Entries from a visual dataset
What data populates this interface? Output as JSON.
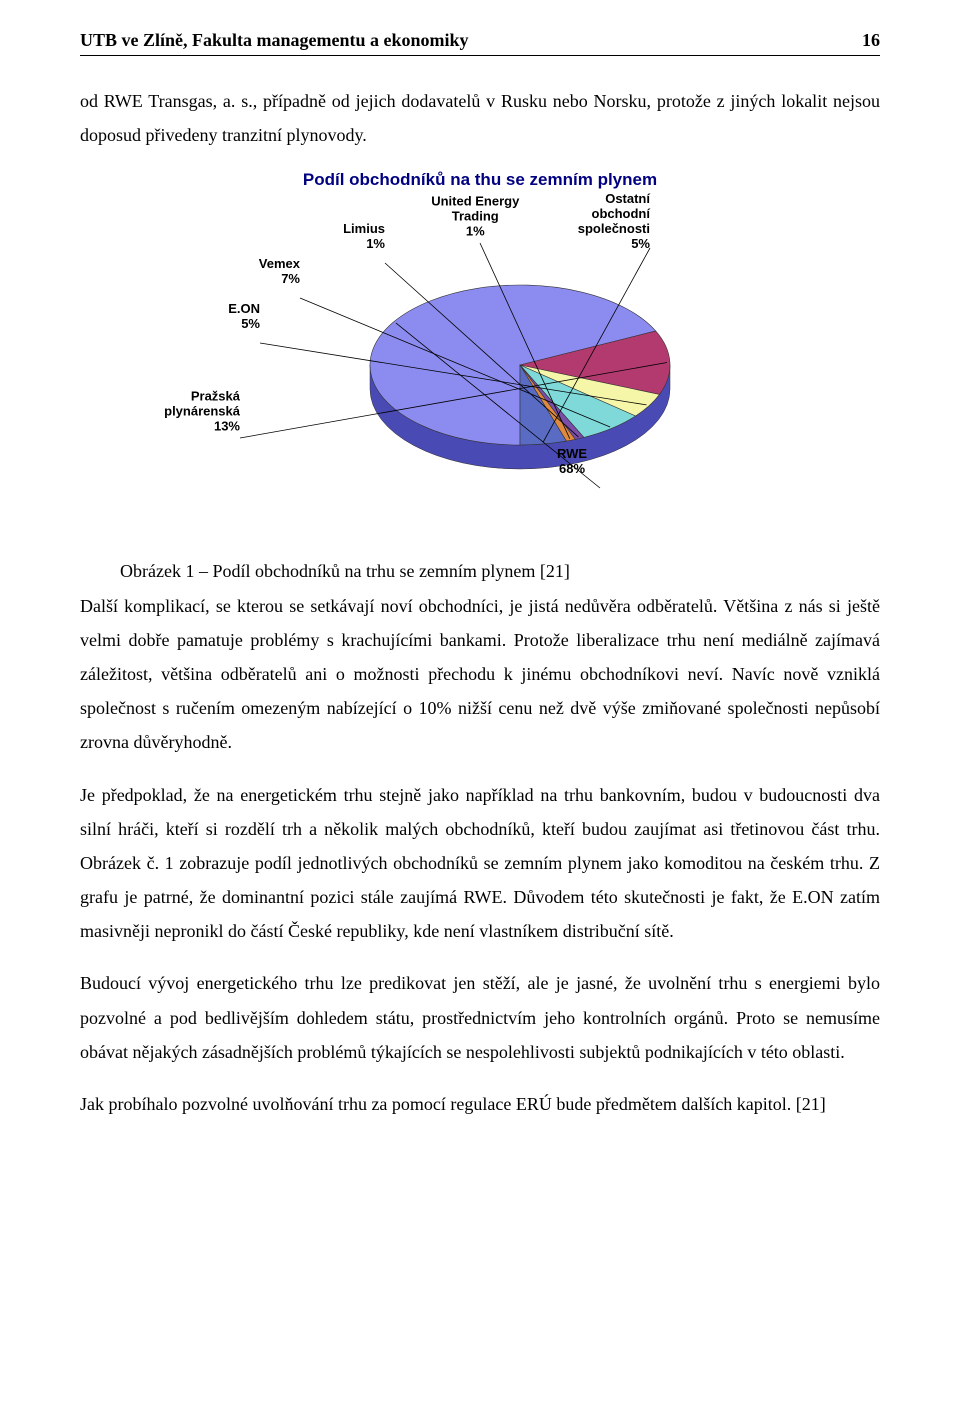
{
  "header": {
    "left": "UTB ve Zlíně, Fakulta managementu a ekonomiky",
    "page_number": "16"
  },
  "intro": "od RWE Transgas, a. s., případně od jejich dodavatelů v Rusku nebo Norsku, protože z jiných lokalit nejsou doposud přivedeny tranzitní plynovody.",
  "chart": {
    "title": "Podíl obchodníků na thu se zemním plynem",
    "type": "pie",
    "background_color": "#ffffff",
    "title_color": "#000080",
    "title_fontsize": 17,
    "label_fontfamily": "Arial",
    "label_fontsize": 13,
    "label_fontweight": "bold",
    "label_color": "#000000",
    "depth_fill": "#4a4ab5",
    "outline": "#333333",
    "slices": [
      {
        "name": "RWE",
        "label": "RWE\n68%",
        "value": 68,
        "color": "#8c8cf0"
      },
      {
        "name": "Pražská plynárenská",
        "label": "Pražská\nplynárenská\n13%",
        "value": 13,
        "color": "#b23a6e"
      },
      {
        "name": "E.ON",
        "label": "E.ON\n5%",
        "value": 5,
        "color": "#f6f6a8"
      },
      {
        "name": "Vemex",
        "label": "Vemex\n7%",
        "value": 7,
        "color": "#7fd9d9"
      },
      {
        "name": "Limius",
        "label": "Limius\n1%",
        "value": 1,
        "color": "#7a4da8"
      },
      {
        "name": "United Energy Trading",
        "label": "United Energy\nTrading\n1%",
        "value": 1,
        "color": "#e08a3d"
      },
      {
        "name": "Ostatní obchodní společnosti",
        "label": "Ostatní\nobchodní\nspolečnosti\n5%",
        "value": 5,
        "color": "#5a6bc4"
      }
    ]
  },
  "caption_lead": "Obrázek 1 – Podíl obchodníků na trhu se zemním plynem [21]",
  "paragraphs": [
    "Další komplikací, se kterou se setkávají noví obchodníci, je jistá nedůvěra odběratelů. Většina z nás si ještě velmi dobře pamatuje problémy s krachujícími bankami. Protože liberalizace trhu není mediálně zajímavá záležitost, většina odběratelů ani o možnosti přechodu k jinému obchodníkovi neví. Navíc nově vzniklá společnost s ručením omezeným nabízející o 10% nižší cenu než dvě výše zmiňované společnosti nepůsobí zrovna důvěryhodně.",
    "Je předpoklad, že na energetickém trhu stejně jako například na trhu bankovním, budou v budoucnosti dva silní hráči, kteří si rozdělí trh a několik malých obchodníků, kteří budou zaujímat asi třetinovou část trhu. Obrázek č. 1 zobrazuje podíl jednotlivých obchodníků se zemním plynem jako komoditou na českém trhu. Z grafu je patrné, že dominantní pozici stále zaujímá RWE. Důvodem této skutečnosti je fakt, že E.ON zatím masivněji nepronikl do částí České republiky, kde není vlastníkem distribuční sítě.",
    "Budoucí vývoj energetického trhu lze predikovat jen stěží, ale je jasné, že uvolnění trhu s energiemi bylo pozvolné a pod bedlivějším dohledem státu, prostřednictvím jeho kontrolních orgánů. Proto se nemusíme obávat nějakých zásadnějších problémů týkajících se nespolehlivosti subjektů podnikajících v této oblasti.",
    "Jak probíhalo pozvolné uvolňování trhu za pomocí regulace ERÚ bude předmětem dalších kapitol. [21]"
  ]
}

- Required task:
In the lines above, find each one with "zemním" and list it.

- Solution below:
    "title": "Podíl obchodníků na thu se zemním plynem",
  "caption_lead": "Obrázek 1 – Podíl obchodníků na trhu se zemním plynem [21]",
    "Je předpoklad, že na energetickém trhu stejně jako například na trhu bankovním, budou v budoucnosti dva silní hráči, kteří si rozdělí trh a několik malých obchodníků, kteří budou zaujímat asi třetinovou část trhu. Obrázek č. 1 zobrazuje podíl jednotlivých obchodníků se zemním plynem jako komoditou na českém trhu. Z grafu je patrné, že dominantní pozici stále zaujímá RWE. Důvodem této skutečnosti je fakt, že E.ON zatím masivněji nepronikl do částí České republiky, kde není vlastníkem distribuční sítě.",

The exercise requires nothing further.